Start of Dataset entries

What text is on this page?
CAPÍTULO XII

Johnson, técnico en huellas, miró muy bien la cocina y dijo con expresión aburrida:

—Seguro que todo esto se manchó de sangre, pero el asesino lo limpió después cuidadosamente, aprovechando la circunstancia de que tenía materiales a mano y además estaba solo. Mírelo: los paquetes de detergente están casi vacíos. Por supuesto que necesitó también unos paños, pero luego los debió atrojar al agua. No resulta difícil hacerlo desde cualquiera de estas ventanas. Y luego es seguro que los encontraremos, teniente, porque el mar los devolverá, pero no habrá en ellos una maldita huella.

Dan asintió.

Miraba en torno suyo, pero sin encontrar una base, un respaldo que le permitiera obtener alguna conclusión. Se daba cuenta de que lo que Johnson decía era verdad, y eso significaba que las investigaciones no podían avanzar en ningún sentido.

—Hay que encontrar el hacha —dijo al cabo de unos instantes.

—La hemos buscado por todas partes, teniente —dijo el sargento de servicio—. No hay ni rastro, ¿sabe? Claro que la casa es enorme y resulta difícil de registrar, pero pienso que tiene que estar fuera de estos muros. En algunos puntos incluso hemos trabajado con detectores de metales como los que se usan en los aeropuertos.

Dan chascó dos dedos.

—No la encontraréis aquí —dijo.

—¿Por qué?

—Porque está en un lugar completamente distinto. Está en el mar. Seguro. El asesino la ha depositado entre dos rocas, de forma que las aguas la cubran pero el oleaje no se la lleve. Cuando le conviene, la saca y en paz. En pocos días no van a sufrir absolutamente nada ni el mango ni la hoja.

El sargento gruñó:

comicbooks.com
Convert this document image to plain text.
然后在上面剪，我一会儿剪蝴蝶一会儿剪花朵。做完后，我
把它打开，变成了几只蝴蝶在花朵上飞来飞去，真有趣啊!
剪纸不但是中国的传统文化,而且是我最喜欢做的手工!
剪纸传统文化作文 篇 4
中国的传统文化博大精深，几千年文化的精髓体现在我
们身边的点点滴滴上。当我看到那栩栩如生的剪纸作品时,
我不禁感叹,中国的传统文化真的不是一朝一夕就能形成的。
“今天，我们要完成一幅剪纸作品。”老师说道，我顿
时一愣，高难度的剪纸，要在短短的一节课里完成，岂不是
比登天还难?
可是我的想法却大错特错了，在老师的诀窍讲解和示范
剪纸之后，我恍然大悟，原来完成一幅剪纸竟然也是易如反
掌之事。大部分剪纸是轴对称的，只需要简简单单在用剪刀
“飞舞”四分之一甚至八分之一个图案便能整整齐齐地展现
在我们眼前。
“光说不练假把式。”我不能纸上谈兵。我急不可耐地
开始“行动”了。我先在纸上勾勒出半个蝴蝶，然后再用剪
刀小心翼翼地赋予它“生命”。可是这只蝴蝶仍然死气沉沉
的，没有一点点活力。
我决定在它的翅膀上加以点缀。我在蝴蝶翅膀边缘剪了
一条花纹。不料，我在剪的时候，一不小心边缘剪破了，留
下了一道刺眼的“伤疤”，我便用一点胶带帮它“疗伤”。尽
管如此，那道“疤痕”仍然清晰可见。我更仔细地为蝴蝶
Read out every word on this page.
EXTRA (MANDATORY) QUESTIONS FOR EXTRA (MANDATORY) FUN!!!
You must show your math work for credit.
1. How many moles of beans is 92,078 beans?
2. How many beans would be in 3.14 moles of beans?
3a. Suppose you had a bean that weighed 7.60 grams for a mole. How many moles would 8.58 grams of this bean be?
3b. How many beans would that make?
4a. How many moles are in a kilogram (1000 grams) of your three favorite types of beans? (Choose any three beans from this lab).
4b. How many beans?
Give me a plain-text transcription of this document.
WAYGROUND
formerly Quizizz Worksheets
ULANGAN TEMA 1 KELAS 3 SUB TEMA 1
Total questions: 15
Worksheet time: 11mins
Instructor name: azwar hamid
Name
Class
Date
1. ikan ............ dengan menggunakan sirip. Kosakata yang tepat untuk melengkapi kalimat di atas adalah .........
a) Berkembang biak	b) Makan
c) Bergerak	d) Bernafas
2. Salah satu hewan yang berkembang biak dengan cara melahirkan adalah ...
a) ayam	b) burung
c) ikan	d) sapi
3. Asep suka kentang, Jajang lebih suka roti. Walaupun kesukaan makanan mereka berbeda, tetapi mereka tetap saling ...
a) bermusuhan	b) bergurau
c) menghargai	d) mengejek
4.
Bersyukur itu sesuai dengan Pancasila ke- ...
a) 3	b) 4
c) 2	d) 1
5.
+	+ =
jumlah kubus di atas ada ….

End of Dataset entries

> Written task
All of the entries above need to be reproduced exactly.

> Expected answer
What text is on this page?
CAPÍTULO XII

Johnson, técnico en huellas, miró muy bien la cocina y dijo con expresión aburrida:

—Seguro que todo esto se manchó de sangre, pero el asesino lo limpió después cuidadosamente, aprovechando la circunstancia de que tenía materiales a mano y además estaba solo. Mírelo: los paquetes de detergente están casi vacíos. Por supuesto que necesitó también unos paños, pero luego los debió atrojar al agua. No resulta difícil hacerlo desde cualquiera de estas ventanas. Y luego es seguro que los encontraremos, teniente, porque el mar los devolverá, pero no habrá en ellos una maldita huella.

Dan asintió.

Miraba en torno suyo, pero sin encontrar una base, un respaldo que le permitiera obtener alguna conclusión. Se daba cuenta de que lo que Johnson decía era verdad, y eso significaba que las investigaciones no podían avanzar en ningún sentido.

—Hay que encontrar el hacha —dijo al cabo de unos instantes.

—La hemos buscado por todas partes, teniente —dijo el sargento de servicio—. No hay ni rastro, ¿sabe? Claro que la casa es enorme y resulta difícil de registrar, pero pienso que tiene que estar fuera de estos muros. En algunos puntos incluso hemos trabajado con detectores de metales como los que se usan en los aeropuertos.

Dan chascó dos dedos.

—No la encontraréis aquí —dijo.

—¿Por qué?

—Porque está en un lugar completamente distinto. Está en el mar. Seguro. El asesino la ha depositado entre dos rocas, de forma que las aguas la cubran pero el oleaje no se la lleve. Cuando le conviene, la saca y en paz. En pocos días no van a sufrir absolutamente nada ni el mango ni la hoja.

El sargento gruñó:

comicbooks.com
Convert this document image to plain text.
然后在上面剪，我一会儿剪蝴蝶一会儿剪花朵。做完后，我
把它打开，变成了几只蝴蝶在花朵上飞来飞去，真有趣啊!
剪纸不但是中国的传统文化,而且是我最喜欢做的手工!
剪纸传统文化作文 篇 4
中国的传统文化博大精深，几千年文化的精髓体现在我
们身边的点点滴滴上。当我看到那栩栩如生的剪纸作品时,
我不禁感叹,中国的传统文化真的不是一朝一夕就能形成的。
“今天，我们要完成一幅剪纸作品。”老师说道，我顿
时一愣，高难度的剪纸，要在短短的一节课里完成，岂不是
比登天还难?
可是我的想法却大错特错了，在老师的诀窍讲解和示范
剪纸之后，我恍然大悟，原来完成一幅剪纸竟然也是易如反
掌之事。大部分剪纸是轴对称的，只需要简简单单在用剪刀
“飞舞”四分之一甚至八分之一个图案便能整整齐齐地展现
在我们眼前。
“光说不练假把式。”我不能纸上谈兵。我急不可耐地
开始“行动”了。我先在纸上勾勒出半个蝴蝶，然后再用剪
刀小心翼翼地赋予它“生命”。可是这只蝴蝶仍然死气沉沉
的，没有一点点活力。
我决定在它的翅膀上加以点缀。我在蝴蝶翅膀边缘剪了
一条花纹。不料，我在剪的时候，一不小心边缘剪破了，留
下了一道刺眼的“伤疤”，我便用一点胶带帮它“疗伤”。尽
管如此，那道“疤痕”仍然清晰可见。我更仔细地为蝴蝶
Read out every word on this page.
EXTRA (MANDATORY) QUESTIONS FOR EXTRA (MANDATORY) FUN!!!
You must show your math work for credit.
1. How many moles of beans is 92,078 beans?
2. How many beans would be in 3.14 moles of beans?
3a. Suppose you had a bean that weighed 7.60 grams for a mole. How many moles would 8.58 grams of this bean be?
3b. How many beans would that make?
4a. How many moles are in a kilogram (1000 grams) of your three favorite types of beans? (Choose any three beans from this lab).
4b. How many beans?
Give me a plain-text transcription of this document.
WAYGROUND
formerly Quizizz Worksheets
ULANGAN TEMA 1 KELAS 3 SUB TEMA 1
Total questions: 15
Worksheet time: 11mins
Instructor name: azwar hamid
Name
Class
Date
1. ikan ............ dengan menggunakan sirip. Kosakata yang tepat untuk melengkapi kalimat di atas adalah .........
a) Berkembang biak	b) Makan
c) Bergerak	d) Bernafas
2. Salah satu hewan yang berkembang biak dengan cara melahirkan adalah ...
a) ayam	b) burung
c) ikan	d) sapi
3. Asep suka kentang, Jajang lebih suka roti. Walaupun kesukaan makanan mereka berbeda, tetapi mereka tetap saling ...
a) bermusuhan	b) bergurau
c) menghargai	d) mengejek
4.
Bersyukur itu sesuai dengan Pancasila ke- ...
a) 3	b) 4
c) 2	d) 1
5.
+	+ =
jumlah kubus di atas ada ….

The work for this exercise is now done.